▸ **Teks yang Ditampilkan**:
<<<<

Mengapa aktifitas terorisme di Indonesia seakan beranak pinak, bahkan bermetamorfose menjadi petualang teroris yang sulit diberantas? Benarkah, kesalahan terjemah Al-Qur’an versi Departemen Agama RI, berkontribusi besar menyemai bibit terorisme ?
Berikut analisa ayat per ayat yang akan dijelaskan oleh Irfan S Awwas yang diduga bisa menimbulkan pemahaman yang radikal bila diterjemahkan secara harfiah begitu saja kepada orang awan
Pertama, “Dan bunuhlah mereka di mana saja kamu jumpai mereka, dan usirlah mereka dari tempat mereka telah mengusir kamu (Mekah)….” (Qs. 2:191)
Kata waqtuluhum , yang diterjemahkan bunuhlah, dalam bahasa Indonesia berkonotasi individual, bukan antar umat Islam dengan golongan kafir.

>>>>

▸ **Cuplikan Kumpulan Data**:

<<<<

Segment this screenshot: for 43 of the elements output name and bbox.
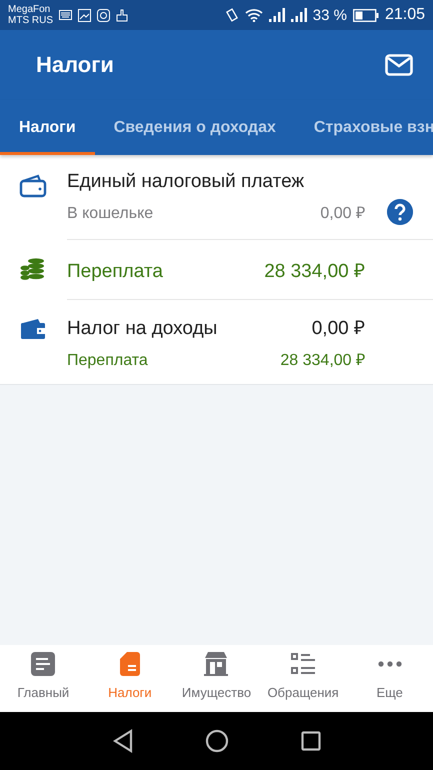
page-title: Налоги — [36, 52, 115, 78]
camera-icon — [97, 8, 110, 22]
mail-icon[interactable] — [385, 54, 413, 76]
item-label: Налог на доходы — [67, 318, 218, 340]
vibrate-icon — [224, 8, 239, 22]
more-icon — [378, 661, 402, 667]
clock-time: 21:05 — [384, 6, 425, 24]
coins-icon — [20, 258, 46, 280]
wallet-icon — [18, 174, 46, 198]
recents-icon[interactable] — [300, 731, 320, 751]
nav-item[interactable]: Еще — [346, 645, 433, 712]
document-icon — [120, 652, 140, 676]
back-icon[interactable] — [112, 729, 132, 753]
battery-percent: 33 % — [312, 6, 347, 24]
wallet-icon — [20, 318, 46, 340]
signal-icon — [290, 8, 307, 22]
tab[interactable]: Сведения о доходах — [94, 100, 295, 155]
carrier-name: MTS RUS — [8, 15, 53, 26]
battery-icon — [352, 8, 379, 22]
item-label: Единый налоговый платеж — [67, 171, 306, 193]
nav-item[interactable]: Обращения — [260, 645, 346, 712]
item-label: Переплата — [67, 352, 149, 370]
amount: 0,00 ₽ — [312, 317, 365, 340]
wifi-icon — [244, 8, 263, 22]
nav-item[interactable]: Имущество — [173, 645, 260, 712]
tab[interactable]: Страховые взн — [294, 100, 433, 155]
item-label: Переплата — [67, 260, 164, 282]
signal-icon — [268, 8, 285, 22]
nav-item[interactable]: Налоги — [86, 645, 174, 712]
brush-icon — [116, 8, 128, 22]
carrier-name: MegaFon — [8, 4, 52, 15]
amount: 28 334,00 ₽ — [280, 351, 365, 370]
image-icon — [78, 8, 91, 22]
list-icon — [291, 653, 316, 675]
document-icon — [31, 652, 56, 676]
amount: 0,00 ₽ — [320, 204, 365, 223]
nav-item[interactable]: Главный — [0, 645, 87, 712]
home-icon[interactable] — [204, 729, 228, 753]
item-label: В кошельке — [67, 205, 154, 223]
amount: 28 334,00 ₽ — [264, 260, 365, 282]
help-icon[interactable] — [387, 199, 413, 225]
keyboard-icon — [59, 10, 72, 20]
building-icon — [204, 652, 228, 676]
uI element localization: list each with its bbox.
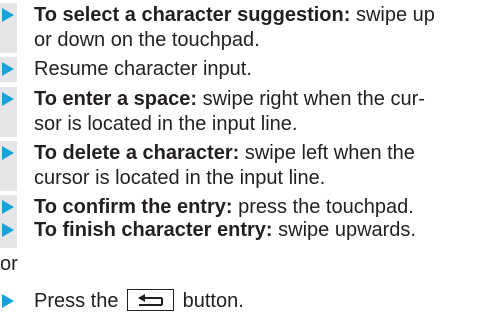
- step-bar: [0, 240, 17, 248]
- step-text: To enter a space: swipe right when the c…: [34, 87, 475, 137]
- step-line1: press the touchpad.: [232, 196, 414, 218]
- step-plain-text: Resume character input.: [34, 58, 252, 80]
- step-bold-label: To confirm the entry:: [34, 196, 233, 218]
- step-text: To finish character entry: swipe upwards…: [34, 218, 475, 243]
- instruction-document: To select a character suggestion: swipe …: [0, 0, 481, 331]
- step-bold-label: To delete a character:: [34, 142, 240, 164]
- step-bold-label: To enter a space:: [34, 88, 198, 110]
- step-arrow-icon: [2, 146, 14, 160]
- back-button-symbol: [127, 288, 175, 311]
- step-finish-entry: To finish character entry: swipe upwards…: [0, 218, 475, 243]
- step-arrow-icon: [2, 200, 14, 214]
- step-line1: swipe up: [350, 4, 435, 26]
- step-select-suggestion: To select a character suggestion: swipe …: [0, 3, 475, 53]
- or-separator: or: [0, 253, 18, 275]
- step-line1: swipe right when the cur-: [197, 88, 425, 110]
- button-text: button.: [182, 290, 244, 312]
- step-text: Press the button.: [34, 288, 475, 314]
- step-line2: cursor is located in the input line.: [34, 167, 326, 189]
- step-enter-space: To enter a space: swipe right when the c…: [0, 87, 475, 137]
- step-line2: sor is located in the input line.: [34, 113, 298, 135]
- step-arrow-icon: [2, 92, 14, 106]
- step-text: To confirm the entry: press the touchpad…: [34, 195, 475, 220]
- step-delete-character: To delete a character: swipe left when t…: [0, 141, 475, 191]
- step-confirm-entry: To confirm the entry: press the touchpad…: [0, 195, 475, 220]
- step-resume-input: Resume character input.: [0, 57, 475, 82]
- step-line1: swipe upwards.: [272, 219, 416, 241]
- step-bold-label: To finish character entry:: [34, 219, 273, 241]
- step-text: Resume character input.: [34, 57, 475, 82]
- step-line2: or down on the touchpad.: [34, 29, 260, 51]
- back-icon: [138, 293, 164, 306]
- step-press-back: Press the button.: [0, 288, 475, 314]
- step-text: To select a character suggestion: swipe …: [34, 3, 475, 53]
- step-arrow-icon: [2, 294, 14, 308]
- step-arrow-icon: [2, 62, 14, 76]
- step-arrow-icon: [2, 8, 14, 22]
- step-text: To delete a character: swipe left when t…: [34, 141, 475, 191]
- step-bold-label: To select a character suggestion:: [34, 4, 351, 26]
- step-line1: swipe left when the: [239, 142, 415, 164]
- press-text: Press the: [34, 290, 119, 312]
- step-arrow-icon: [2, 223, 14, 237]
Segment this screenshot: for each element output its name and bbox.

>>>>

▸ **Latihan**:
A. Tentukan apakah setiap pernyataan berikut sesuai dengan teks yang ditampilkan, lalu jawab ya atau tidak disertai kutipan kata-kata penentunya dari teks: (i) terjemahan Al-Qur'an yang dipersoalkan adalah versi Departemen Agama RI; (ii) analisa ayat per ayat dijelaskan oleh Irfan S Awwas; (iii) kata waqtuluhum diterjemahkan menjadi "usirlah".
B. Menurut teks yang ditampilkan, dari surah dan ayat manakah kutipan terjemahan pertama diambil?
C. Sebutkan semua kata kerja yang terdapat dalam kutipan terjemahan Qs. 2:191 pada teks yang ditampilkan.
Catatan di atas tidak berperan dalam latihan ini.

▸ **Jawaban Tiap Tugas**:
A.
(i) Ya: "kesalahan terjemah Al-Qur’an versi Departemen Agama RI"
(ii) Ya: "yang akan dijelaskan oleh Irfan S Awwas"
(iii) Tidak: "Kata waqtuluhum , yang diterjemahkan bunuhlah"

B. Qs. 2:191

C. bunuhlah, jumpai, usirlah, mengusir